PROBLEM TO SOLVE
Each entry below is to be written out exactly, and the pictures are to be left out.
>> START PROVIDED RECORDS
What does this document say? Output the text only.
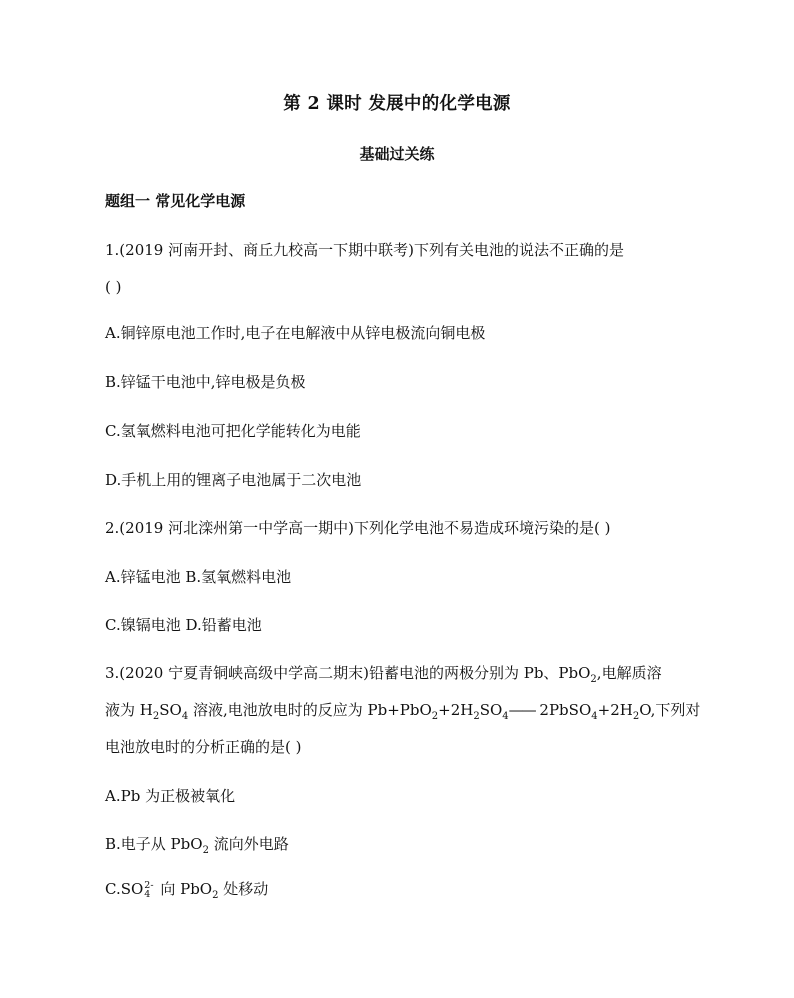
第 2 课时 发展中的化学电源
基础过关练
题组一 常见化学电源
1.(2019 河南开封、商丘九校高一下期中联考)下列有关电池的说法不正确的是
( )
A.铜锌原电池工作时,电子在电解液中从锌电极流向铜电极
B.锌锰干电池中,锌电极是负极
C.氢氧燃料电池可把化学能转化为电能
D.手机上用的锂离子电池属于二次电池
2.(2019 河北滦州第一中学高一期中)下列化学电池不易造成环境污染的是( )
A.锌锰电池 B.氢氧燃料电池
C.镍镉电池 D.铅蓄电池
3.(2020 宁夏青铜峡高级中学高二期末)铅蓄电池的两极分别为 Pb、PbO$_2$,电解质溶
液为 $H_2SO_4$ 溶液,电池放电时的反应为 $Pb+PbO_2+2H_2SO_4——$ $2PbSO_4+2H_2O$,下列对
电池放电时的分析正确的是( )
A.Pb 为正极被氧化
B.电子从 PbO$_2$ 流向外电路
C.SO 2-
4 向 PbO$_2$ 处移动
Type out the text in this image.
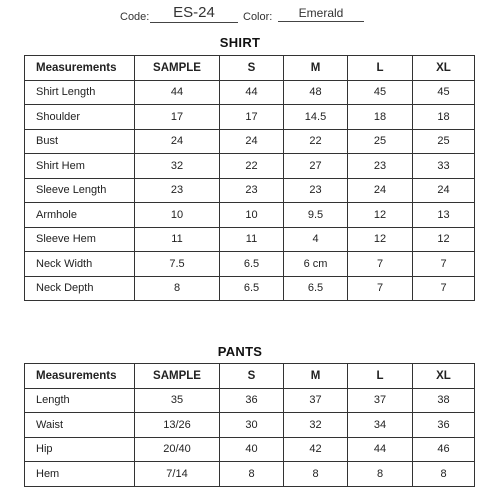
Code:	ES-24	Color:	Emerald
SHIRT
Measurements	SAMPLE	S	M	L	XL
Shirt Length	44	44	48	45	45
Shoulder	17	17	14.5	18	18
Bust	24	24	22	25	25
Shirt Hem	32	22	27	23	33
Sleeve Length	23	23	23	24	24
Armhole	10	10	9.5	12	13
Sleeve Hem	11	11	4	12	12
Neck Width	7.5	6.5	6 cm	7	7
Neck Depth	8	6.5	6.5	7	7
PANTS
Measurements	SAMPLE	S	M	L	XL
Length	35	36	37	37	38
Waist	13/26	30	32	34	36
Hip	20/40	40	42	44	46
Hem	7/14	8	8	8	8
>> END PROVIDED RECORDS
RESPONSE TO THIS EXERCISE
What does this document say? Output the text only.
第 2 课时 发展中的化学电源
基础过关练
题组一 常见化学电源
1.(2019 河南开封、商丘九校高一下期中联考)下列有关电池的说法不正确的是
( )
A.铜锌原电池工作时,电子在电解液中从锌电极流向铜电极
B.锌锰干电池中,锌电极是负极
C.氢氧燃料电池可把化学能转化为电能
D.手机上用的锂离子电池属于二次电池
2.(2019 河北滦州第一中学高一期中)下列化学电池不易造成环境污染的是( )
A.锌锰电池 B.氢氧燃料电池
C.镍镉电池 D.铅蓄电池
3.(2020 宁夏青铜峡高级中学高二期末)铅蓄电池的两极分别为 Pb、PbO$_2$,电解质溶
液为 $H_2SO_4$ 溶液,电池放电时的反应为 $Pb+PbO_2+2H_2SO_4——$ $2PbSO_4+2H_2O$,下列对
电池放电时的分析正确的是( )
A.Pb 为正极被氧化
B.电子从 PbO$_2$ 流向外电路
C.SO 2-
4 向 PbO$_2$ 处移动
Type out the text in this image.
Code:	ES-24	Color:	Emerald
SHIRT
Measurements	SAMPLE	S	M	L	XL
Shirt Length	44	44	48	45	45
Shoulder	17	17	14.5	18	18
Bust	24	24	22	25	25
Shirt Hem	32	22	27	23	33
Sleeve Length	23	23	23	24	24
Armhole	10	10	9.5	12	13
Sleeve Hem	11	11	4	12	12
Neck Width	7.5	6.5	6 cm	7	7
Neck Depth	8	6.5	6.5	7	7
PANTS
Measurements	SAMPLE	S	M	L	XL
Length	35	36	37	37	38
Waist	13/26	30	32	34	36
Hip	20/40	40	42	44	46
Hem	7/14	8	8	8	8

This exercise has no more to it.